Aim of the task:
Work out how many lines of the listing hold the string "kick", then answer with that number and nothing else.

Data for the task:
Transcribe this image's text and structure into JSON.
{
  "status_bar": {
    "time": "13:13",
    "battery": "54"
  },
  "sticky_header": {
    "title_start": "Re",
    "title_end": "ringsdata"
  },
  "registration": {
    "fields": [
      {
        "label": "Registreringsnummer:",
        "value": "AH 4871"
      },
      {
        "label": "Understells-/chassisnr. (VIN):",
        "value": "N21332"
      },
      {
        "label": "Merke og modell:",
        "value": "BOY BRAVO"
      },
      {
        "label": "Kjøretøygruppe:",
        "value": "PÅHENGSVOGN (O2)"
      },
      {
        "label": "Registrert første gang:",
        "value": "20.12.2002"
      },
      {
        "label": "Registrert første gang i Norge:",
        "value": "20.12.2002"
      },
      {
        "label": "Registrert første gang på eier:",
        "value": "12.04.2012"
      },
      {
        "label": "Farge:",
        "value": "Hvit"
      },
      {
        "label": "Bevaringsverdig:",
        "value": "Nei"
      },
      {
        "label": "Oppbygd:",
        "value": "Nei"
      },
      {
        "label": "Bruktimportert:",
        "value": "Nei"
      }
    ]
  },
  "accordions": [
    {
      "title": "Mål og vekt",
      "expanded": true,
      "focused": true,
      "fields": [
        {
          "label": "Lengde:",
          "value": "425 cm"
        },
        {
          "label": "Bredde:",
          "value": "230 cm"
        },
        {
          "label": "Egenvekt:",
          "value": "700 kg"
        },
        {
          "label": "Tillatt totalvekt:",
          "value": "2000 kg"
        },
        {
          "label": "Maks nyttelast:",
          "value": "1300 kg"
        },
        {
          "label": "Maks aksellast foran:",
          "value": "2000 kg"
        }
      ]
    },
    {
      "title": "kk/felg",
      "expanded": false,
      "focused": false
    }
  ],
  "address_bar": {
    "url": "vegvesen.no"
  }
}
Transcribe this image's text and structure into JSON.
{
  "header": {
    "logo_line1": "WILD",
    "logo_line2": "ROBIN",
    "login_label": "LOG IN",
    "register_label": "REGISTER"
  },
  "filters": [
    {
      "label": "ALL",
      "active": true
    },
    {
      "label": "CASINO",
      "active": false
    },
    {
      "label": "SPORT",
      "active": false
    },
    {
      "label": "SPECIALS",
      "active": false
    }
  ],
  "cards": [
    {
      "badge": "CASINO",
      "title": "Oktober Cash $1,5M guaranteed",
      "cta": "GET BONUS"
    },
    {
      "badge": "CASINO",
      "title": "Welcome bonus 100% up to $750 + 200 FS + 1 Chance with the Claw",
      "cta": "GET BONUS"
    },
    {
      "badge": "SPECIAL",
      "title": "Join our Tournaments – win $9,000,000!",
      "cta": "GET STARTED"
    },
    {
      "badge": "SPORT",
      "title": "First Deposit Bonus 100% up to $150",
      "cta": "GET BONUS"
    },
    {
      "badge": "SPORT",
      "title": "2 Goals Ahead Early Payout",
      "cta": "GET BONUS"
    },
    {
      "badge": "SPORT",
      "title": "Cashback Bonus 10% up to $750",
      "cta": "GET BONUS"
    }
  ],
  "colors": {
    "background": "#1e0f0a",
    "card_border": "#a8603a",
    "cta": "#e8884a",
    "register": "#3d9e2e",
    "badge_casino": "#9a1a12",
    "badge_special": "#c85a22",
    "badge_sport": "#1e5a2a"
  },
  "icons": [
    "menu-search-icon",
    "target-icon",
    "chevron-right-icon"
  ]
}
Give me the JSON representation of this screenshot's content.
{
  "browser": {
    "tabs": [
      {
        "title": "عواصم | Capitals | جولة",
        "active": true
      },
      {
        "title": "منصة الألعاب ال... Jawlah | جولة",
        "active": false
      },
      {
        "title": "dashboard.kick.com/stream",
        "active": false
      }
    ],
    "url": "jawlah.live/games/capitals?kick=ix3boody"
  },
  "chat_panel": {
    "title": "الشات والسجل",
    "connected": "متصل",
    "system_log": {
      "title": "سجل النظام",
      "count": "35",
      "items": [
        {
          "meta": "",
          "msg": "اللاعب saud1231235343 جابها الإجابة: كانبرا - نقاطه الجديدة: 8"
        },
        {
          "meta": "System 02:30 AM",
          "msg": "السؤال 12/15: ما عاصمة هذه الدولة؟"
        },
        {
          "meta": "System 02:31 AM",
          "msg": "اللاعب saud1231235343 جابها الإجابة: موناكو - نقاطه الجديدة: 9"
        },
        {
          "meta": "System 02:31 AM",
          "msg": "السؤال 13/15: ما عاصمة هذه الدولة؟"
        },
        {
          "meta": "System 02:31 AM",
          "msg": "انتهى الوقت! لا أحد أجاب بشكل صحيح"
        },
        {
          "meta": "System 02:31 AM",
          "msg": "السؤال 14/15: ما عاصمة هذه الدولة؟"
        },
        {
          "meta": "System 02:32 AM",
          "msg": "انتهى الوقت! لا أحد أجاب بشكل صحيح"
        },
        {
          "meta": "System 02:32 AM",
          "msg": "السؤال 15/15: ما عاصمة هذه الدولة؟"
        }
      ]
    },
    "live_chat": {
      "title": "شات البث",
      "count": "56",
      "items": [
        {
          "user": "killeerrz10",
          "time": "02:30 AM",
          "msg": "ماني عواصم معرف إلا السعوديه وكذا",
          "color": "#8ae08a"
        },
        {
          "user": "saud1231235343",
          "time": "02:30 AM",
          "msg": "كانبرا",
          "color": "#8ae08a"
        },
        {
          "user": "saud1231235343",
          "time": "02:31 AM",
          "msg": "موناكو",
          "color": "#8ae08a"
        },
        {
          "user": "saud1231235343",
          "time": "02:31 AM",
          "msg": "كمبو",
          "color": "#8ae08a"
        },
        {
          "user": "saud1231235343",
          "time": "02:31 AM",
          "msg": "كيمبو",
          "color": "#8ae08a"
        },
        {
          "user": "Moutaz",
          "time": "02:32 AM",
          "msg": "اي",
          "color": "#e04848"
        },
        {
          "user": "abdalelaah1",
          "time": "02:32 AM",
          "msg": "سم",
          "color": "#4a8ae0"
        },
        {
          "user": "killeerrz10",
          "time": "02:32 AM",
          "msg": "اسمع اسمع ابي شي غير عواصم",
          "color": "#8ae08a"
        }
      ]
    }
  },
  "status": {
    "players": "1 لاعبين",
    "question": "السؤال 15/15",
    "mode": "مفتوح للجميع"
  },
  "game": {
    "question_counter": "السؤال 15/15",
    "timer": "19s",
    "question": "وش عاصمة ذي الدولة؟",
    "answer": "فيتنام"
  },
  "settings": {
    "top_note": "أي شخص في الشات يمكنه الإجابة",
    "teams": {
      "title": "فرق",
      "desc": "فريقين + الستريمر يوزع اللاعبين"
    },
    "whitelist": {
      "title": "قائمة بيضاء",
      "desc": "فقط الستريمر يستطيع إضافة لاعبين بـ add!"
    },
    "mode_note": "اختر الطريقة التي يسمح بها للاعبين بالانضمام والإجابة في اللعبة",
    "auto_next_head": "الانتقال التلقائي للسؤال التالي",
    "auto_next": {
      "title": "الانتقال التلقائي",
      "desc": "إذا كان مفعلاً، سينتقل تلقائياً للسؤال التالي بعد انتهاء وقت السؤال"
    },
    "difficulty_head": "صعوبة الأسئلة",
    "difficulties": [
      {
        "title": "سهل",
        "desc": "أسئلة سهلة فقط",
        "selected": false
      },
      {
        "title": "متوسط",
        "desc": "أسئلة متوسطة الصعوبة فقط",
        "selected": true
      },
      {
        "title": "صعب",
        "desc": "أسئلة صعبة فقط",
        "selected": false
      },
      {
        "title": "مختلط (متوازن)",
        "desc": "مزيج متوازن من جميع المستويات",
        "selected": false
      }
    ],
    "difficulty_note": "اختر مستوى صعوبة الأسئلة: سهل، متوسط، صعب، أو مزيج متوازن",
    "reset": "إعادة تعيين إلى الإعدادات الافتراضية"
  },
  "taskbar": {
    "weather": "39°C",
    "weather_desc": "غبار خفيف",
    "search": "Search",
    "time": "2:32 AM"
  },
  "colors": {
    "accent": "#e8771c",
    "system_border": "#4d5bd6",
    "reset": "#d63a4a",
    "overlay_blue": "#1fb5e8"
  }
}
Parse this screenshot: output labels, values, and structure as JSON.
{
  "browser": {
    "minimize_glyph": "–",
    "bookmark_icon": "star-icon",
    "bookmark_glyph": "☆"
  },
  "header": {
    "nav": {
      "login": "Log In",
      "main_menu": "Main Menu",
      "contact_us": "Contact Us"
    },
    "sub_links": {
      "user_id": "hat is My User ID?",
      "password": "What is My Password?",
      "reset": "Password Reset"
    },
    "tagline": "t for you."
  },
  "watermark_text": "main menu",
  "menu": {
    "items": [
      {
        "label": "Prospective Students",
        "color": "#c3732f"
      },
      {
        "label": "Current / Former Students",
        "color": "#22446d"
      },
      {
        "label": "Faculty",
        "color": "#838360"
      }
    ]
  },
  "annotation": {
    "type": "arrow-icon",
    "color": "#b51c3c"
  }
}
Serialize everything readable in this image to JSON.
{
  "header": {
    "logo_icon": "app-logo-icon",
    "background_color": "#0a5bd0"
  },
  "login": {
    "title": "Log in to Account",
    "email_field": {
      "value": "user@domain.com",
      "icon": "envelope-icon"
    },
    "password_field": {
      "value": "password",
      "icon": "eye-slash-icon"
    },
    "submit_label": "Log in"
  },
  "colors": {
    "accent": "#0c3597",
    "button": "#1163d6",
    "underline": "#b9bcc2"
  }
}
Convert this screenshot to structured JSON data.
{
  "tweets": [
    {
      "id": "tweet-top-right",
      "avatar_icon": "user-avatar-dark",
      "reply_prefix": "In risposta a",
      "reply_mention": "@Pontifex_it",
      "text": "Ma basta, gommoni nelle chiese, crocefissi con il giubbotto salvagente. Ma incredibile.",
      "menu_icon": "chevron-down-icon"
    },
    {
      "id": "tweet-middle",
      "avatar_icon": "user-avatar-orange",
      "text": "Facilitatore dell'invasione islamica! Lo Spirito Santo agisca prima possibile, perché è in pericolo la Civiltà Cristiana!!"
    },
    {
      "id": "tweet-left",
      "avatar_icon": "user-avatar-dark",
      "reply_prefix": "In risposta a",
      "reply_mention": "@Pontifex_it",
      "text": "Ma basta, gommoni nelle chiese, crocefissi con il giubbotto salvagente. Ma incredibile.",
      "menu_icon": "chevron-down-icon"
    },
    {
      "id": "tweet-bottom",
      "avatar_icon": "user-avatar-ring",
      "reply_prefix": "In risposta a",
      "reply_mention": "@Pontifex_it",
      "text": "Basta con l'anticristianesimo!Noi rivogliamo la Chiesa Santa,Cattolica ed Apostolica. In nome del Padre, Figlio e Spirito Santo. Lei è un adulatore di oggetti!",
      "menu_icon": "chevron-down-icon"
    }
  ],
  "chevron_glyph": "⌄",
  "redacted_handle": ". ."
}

Exercise answer:
2